### [OBJECTIVE]
Repeat the lines below exactly as they appear, but leave out the images.
— Begin RECORD LIST —
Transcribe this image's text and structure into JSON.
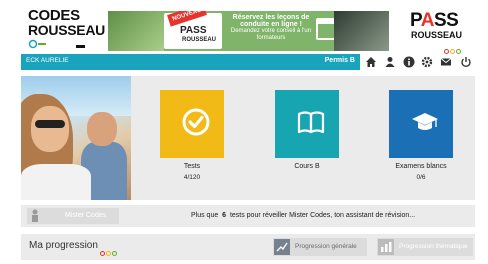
{
  "header": {
    "logo_line1": "CODES",
    "logo_line2": "ROUSSEAU",
    "banner": {
      "badge": "NOUVEAU",
      "pass": "PASS",
      "rousseau": "ROUSSEAU",
      "headline": "Réservez les leçons de conduite en ligne !",
      "subline": "Demandez votre conseil à l'un formateurs"
    },
    "pass_logo": {
      "p1": "P",
      "a": "A",
      "ss": "SS",
      "rousseau": "ROUSSEAU"
    }
  },
  "navbar": {
    "user": "ECK AURELIE",
    "permis": "Permis B",
    "icons": [
      "home-icon",
      "user-icon",
      "info-icon",
      "gear-icon",
      "mail-icon",
      "power-icon"
    ]
  },
  "tiles": [
    {
      "label": "Tests",
      "sub": "4/120",
      "color": "#f2ba17",
      "icon": "checkmark-icon"
    },
    {
      "label": "Cours B",
      "sub": "",
      "color": "#18a5b2",
      "icon": "book-icon"
    },
    {
      "label": "Examens blancs",
      "sub": "0/6",
      "color": "#1a6fb5",
      "icon": "graduation-cap-icon"
    }
  ],
  "hint_bar": {
    "button_label": "Mister Codes",
    "text_before": "Plus que",
    "count": "6",
    "text_after": "tests pour réveiller Mister Codes, ton assistant de révision..."
  },
  "progression": {
    "label": "Ma progression",
    "buttons": [
      {
        "label": "Progression générale",
        "icon": "chart-icon"
      },
      {
        "label": "Progression thématique",
        "icon": "bar-chart-icon"
      }
    ]
  },
  "colors": {
    "teal": "#1aa3bd",
    "red": "#e7332b",
    "yellow": "#f2ba17",
    "blue": "#1a6fb5"
  }
}
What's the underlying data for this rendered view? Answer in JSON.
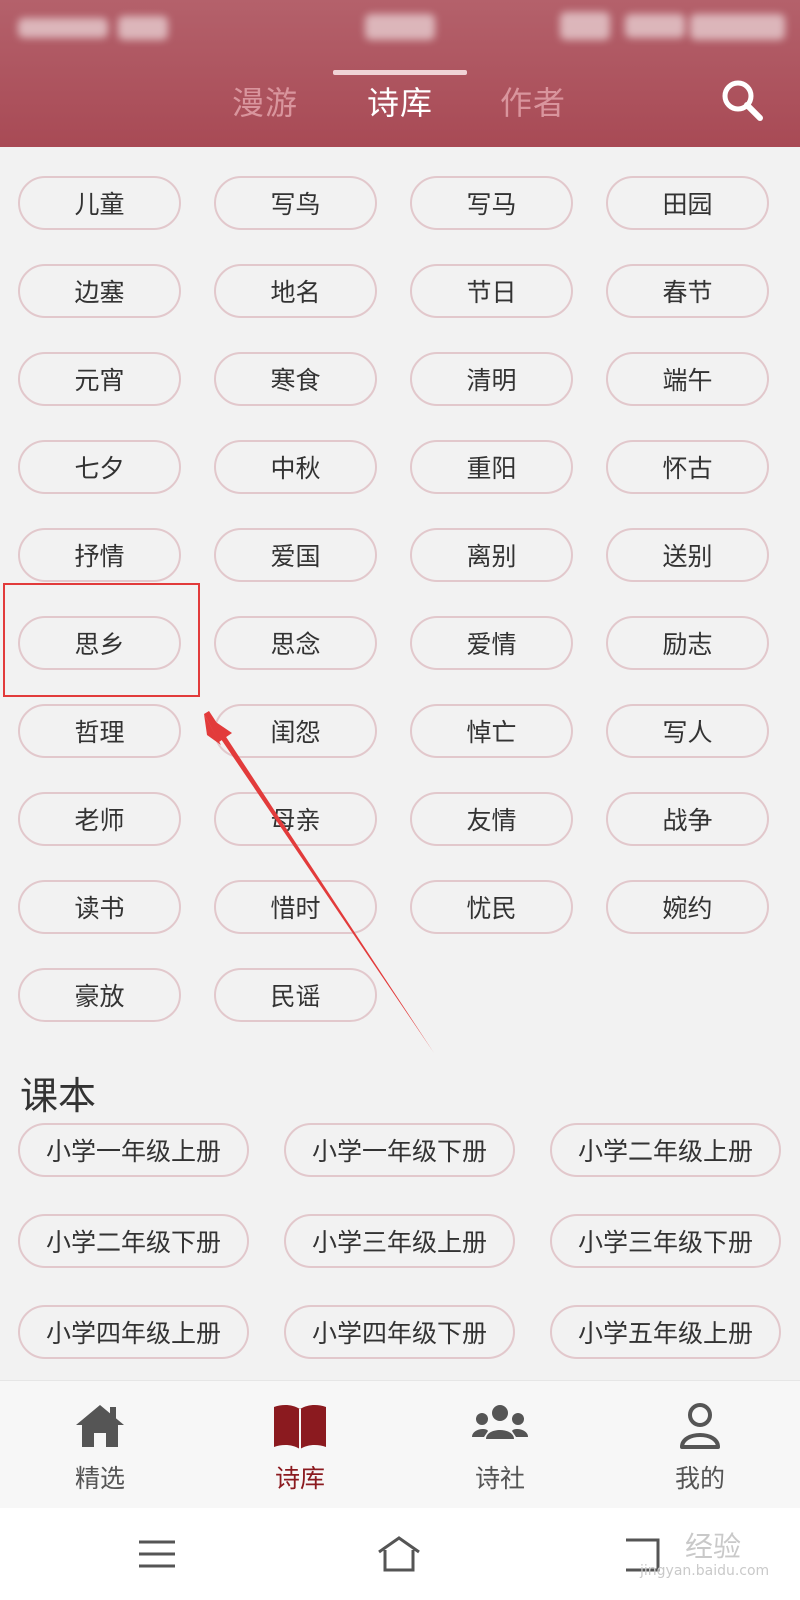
— End RECORD LIST —
### [THE COMPLETED TASK]
Transcribe this image's text and structure into JSON.
{
  "header": {
    "logo_line1": "CODES",
    "logo_line2": "ROUSSEAU",
    "banner": {
      "badge": "NOUVEAU",
      "pass": "PASS",
      "rousseau": "ROUSSEAU",
      "headline": "Réservez les leçons de conduite en ligne !",
      "subline": "Demandez votre conseil à l'un formateurs"
    },
    "pass_logo": {
      "p1": "P",
      "a": "A",
      "ss": "SS",
      "rousseau": "ROUSSEAU"
    }
  },
  "navbar": {
    "user": "ECK AURELIE",
    "permis": "Permis B",
    "icons": [
      "home-icon",
      "user-icon",
      "info-icon",
      "gear-icon",
      "mail-icon",
      "power-icon"
    ]
  },
  "tiles": [
    {
      "label": "Tests",
      "sub": "4/120",
      "color": "#f2ba17",
      "icon": "checkmark-icon"
    },
    {
      "label": "Cours B",
      "sub": "",
      "color": "#18a5b2",
      "icon": "book-icon"
    },
    {
      "label": "Examens blancs",
      "sub": "0/6",
      "color": "#1a6fb5",
      "icon": "graduation-cap-icon"
    }
  ],
  "hint_bar": {
    "button_label": "Mister Codes",
    "text_before": "Plus que",
    "count": "6",
    "text_after": "tests pour réveiller Mister Codes, ton assistant de révision..."
  },
  "progression": {
    "label": "Ma progression",
    "buttons": [
      {
        "label": "Progression générale",
        "icon": "chart-icon"
      },
      {
        "label": "Progression thématique",
        "icon": "bar-chart-icon"
      }
    ]
  },
  "colors": {
    "teal": "#1aa3bd",
    "red": "#e7332b",
    "yellow": "#f2ba17",
    "blue": "#1a6fb5"
  }
}
What's the underlying data for this rendered view? Answer in JSON.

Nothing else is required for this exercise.